Selected passage:

= = = = =

Google Wave was a Web-based platform where groups could have conversations (live and asynchronous), share media files and documents, and collaborate on projects. It was marketed as an antidote to e-mail threads, where information is more liable to get lost, discussions are fragmented, and people can get cut out of the loop by accident. As far as the breadth of what it could do, Wave stacked up favorably against the prevailing collaboration technologies — e-mail, Google Docs, wikis, and asynchronous discussion forums.

The expectations for Wave were as high in academe as anywhere else when it debuted in May 2009. Some higher ed bloggers suggested that professors might use Wave as a foundation for “whole interactive courses.” Citing chatter from enthusiastic early adopters, the education blog ReadWriteWeb suggested that collaborative note-taking on Wave “will lead to smarter, better performing students.” Some even mused that Wave could challenge learning-management systems — if not their information-management features, then perhaps their online classrooms. “Because Wave includes so many modes of communication and inter-operates with other applications, it could significantly enhance the way students collaborate and communicate,” read a primer from Educause, the higher-ed technology group.

= = = = =

Extracted material:
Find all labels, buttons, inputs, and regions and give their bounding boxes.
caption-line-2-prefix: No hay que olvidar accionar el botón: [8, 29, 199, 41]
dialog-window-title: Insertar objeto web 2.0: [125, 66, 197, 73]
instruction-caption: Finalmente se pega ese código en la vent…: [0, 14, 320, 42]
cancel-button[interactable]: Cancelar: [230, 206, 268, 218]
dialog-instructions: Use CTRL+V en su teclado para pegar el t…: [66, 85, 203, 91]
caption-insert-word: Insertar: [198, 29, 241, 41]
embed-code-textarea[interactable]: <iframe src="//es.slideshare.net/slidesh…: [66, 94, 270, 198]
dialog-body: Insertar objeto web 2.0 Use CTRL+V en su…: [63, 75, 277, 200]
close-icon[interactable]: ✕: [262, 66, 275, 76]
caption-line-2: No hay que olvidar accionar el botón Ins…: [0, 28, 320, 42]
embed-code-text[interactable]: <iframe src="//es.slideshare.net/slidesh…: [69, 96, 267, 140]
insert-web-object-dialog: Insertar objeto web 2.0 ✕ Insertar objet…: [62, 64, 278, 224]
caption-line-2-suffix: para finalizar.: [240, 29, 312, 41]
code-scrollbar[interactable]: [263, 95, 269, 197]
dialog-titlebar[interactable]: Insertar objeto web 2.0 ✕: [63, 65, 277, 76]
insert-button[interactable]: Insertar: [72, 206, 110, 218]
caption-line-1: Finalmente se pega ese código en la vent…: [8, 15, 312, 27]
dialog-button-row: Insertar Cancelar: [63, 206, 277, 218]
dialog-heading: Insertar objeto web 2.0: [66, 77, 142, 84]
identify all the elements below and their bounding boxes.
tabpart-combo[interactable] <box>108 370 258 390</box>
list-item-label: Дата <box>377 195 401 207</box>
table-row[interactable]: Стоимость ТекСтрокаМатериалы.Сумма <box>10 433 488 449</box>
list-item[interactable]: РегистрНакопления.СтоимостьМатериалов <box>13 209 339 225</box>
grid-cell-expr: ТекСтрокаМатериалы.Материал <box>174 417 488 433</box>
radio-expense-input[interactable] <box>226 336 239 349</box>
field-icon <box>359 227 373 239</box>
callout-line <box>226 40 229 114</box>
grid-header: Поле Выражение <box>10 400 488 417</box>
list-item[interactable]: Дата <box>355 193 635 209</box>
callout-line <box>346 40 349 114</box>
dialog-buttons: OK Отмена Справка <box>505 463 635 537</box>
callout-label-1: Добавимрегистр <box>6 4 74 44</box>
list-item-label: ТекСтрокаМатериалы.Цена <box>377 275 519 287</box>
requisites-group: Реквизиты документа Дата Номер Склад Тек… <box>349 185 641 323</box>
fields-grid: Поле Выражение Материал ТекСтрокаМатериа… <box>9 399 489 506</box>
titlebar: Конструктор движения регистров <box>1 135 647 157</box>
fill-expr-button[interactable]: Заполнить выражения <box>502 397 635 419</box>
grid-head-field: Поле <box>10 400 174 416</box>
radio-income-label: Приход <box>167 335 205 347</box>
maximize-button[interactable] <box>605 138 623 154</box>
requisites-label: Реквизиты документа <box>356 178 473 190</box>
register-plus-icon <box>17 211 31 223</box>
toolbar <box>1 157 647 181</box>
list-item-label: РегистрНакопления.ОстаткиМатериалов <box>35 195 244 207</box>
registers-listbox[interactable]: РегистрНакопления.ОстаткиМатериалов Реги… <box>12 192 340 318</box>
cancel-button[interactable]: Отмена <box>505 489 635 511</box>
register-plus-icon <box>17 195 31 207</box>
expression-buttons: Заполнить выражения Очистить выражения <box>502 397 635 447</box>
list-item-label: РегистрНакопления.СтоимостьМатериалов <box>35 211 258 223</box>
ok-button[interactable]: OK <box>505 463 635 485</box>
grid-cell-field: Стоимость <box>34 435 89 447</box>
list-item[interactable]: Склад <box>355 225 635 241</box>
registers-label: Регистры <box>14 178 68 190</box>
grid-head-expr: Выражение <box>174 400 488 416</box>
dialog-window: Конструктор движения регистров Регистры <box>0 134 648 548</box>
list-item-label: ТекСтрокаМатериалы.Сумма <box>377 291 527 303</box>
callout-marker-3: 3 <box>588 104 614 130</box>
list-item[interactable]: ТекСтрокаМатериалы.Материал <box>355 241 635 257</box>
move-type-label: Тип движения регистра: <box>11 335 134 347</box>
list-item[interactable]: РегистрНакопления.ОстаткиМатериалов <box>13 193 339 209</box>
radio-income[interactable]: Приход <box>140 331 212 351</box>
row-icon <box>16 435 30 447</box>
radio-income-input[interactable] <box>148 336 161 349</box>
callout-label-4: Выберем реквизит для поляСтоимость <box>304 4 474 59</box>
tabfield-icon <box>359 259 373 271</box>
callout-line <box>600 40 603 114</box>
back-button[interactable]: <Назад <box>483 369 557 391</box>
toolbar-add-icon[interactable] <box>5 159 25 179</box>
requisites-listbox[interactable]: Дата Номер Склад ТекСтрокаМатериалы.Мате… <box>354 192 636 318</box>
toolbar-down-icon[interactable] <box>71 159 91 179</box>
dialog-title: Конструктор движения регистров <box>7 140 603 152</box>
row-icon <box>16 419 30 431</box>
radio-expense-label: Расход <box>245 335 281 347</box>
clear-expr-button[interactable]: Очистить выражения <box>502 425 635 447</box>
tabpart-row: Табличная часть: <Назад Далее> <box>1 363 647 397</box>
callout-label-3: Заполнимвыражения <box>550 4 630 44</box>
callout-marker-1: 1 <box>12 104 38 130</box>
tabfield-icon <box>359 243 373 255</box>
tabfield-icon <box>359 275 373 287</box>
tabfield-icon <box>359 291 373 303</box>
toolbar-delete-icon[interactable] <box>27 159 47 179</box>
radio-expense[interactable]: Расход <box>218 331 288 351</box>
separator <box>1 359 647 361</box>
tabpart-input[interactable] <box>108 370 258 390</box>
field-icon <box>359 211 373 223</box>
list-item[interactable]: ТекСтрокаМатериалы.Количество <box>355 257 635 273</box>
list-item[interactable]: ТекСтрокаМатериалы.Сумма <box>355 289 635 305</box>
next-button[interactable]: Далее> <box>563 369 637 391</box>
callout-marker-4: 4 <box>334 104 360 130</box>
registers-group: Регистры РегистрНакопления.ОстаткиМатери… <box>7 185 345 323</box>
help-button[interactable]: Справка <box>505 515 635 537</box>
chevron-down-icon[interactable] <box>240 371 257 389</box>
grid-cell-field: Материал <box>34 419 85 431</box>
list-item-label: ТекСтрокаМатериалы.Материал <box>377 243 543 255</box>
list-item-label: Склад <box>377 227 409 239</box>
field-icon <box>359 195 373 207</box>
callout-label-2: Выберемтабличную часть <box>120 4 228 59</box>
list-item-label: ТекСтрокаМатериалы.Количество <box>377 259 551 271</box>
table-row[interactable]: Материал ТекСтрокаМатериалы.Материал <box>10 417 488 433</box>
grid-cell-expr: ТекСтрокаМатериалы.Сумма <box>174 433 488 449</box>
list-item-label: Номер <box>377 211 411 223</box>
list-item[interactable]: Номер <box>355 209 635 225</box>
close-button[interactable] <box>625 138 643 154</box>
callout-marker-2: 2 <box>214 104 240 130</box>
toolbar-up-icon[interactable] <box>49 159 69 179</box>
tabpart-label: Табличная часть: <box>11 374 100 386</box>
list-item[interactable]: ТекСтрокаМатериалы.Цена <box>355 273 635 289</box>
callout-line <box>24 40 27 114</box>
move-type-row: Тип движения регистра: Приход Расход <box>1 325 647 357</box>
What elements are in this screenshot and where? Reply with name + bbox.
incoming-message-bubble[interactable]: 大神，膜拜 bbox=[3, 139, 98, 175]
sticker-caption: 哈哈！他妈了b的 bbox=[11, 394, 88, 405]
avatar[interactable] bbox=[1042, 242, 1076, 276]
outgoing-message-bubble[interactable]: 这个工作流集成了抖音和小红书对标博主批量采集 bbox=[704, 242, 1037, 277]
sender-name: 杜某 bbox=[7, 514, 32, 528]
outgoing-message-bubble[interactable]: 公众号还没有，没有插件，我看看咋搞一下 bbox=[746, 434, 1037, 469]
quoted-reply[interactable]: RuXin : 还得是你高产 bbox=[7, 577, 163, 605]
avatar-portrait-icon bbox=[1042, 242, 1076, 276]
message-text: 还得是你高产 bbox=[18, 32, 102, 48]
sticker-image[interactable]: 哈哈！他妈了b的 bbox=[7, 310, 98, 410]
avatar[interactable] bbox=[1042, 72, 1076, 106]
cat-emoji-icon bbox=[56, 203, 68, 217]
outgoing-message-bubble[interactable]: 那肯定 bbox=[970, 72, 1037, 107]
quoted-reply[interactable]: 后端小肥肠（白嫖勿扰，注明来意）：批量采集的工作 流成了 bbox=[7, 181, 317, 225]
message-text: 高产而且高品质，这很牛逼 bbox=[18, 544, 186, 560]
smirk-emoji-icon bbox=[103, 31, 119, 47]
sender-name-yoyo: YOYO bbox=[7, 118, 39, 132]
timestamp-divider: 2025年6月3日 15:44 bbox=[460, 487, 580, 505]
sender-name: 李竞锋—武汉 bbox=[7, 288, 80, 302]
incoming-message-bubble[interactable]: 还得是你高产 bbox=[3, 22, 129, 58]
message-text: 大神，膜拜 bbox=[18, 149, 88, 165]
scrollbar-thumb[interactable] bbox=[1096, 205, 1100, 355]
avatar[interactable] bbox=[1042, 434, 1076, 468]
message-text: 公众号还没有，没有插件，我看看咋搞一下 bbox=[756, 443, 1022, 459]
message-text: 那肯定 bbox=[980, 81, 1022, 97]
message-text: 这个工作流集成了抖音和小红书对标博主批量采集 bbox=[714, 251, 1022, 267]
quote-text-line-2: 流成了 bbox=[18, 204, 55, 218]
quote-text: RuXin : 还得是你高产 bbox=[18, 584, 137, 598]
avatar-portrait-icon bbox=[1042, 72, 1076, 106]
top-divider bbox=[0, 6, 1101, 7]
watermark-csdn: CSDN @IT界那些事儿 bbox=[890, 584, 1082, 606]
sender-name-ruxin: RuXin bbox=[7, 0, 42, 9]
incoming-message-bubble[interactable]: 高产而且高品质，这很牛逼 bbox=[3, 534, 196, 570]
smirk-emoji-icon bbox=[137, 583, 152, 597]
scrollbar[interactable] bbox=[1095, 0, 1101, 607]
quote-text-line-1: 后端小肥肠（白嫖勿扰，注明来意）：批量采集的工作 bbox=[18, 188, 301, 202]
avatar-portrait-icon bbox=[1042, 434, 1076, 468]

= = = = =

Exercise prompt: Resume the passage on Google Wave in higher education, picking up right after its last sentence.

The answer:
A number of professors experimented with Wave. Raymond Schroeder, director of the Center for Online Learning, Research, and Service at the University of Illinois at Springfield, used Wave to bring together students from two of his classes — one on the cultural impact of the Internet and another on energy studies — to discuss how the prevalence of the Internet ties into perceptions of energy sustainability. Kathleen Fitzpatrick, a professor of English and media studies at Pomona College, made collaborative note-taking a requirement for one of her courses. Both Schroeder and Fitzpatrick reported encouraging results. “To a person, [the students] liked it,” wrote Fitzpatrick in a blog post. “Most of the students seemed to catch the enthusiasm of the instructors in using this technology,” wrote Schroeder. He says his university also used Wave in public health and public administration courses.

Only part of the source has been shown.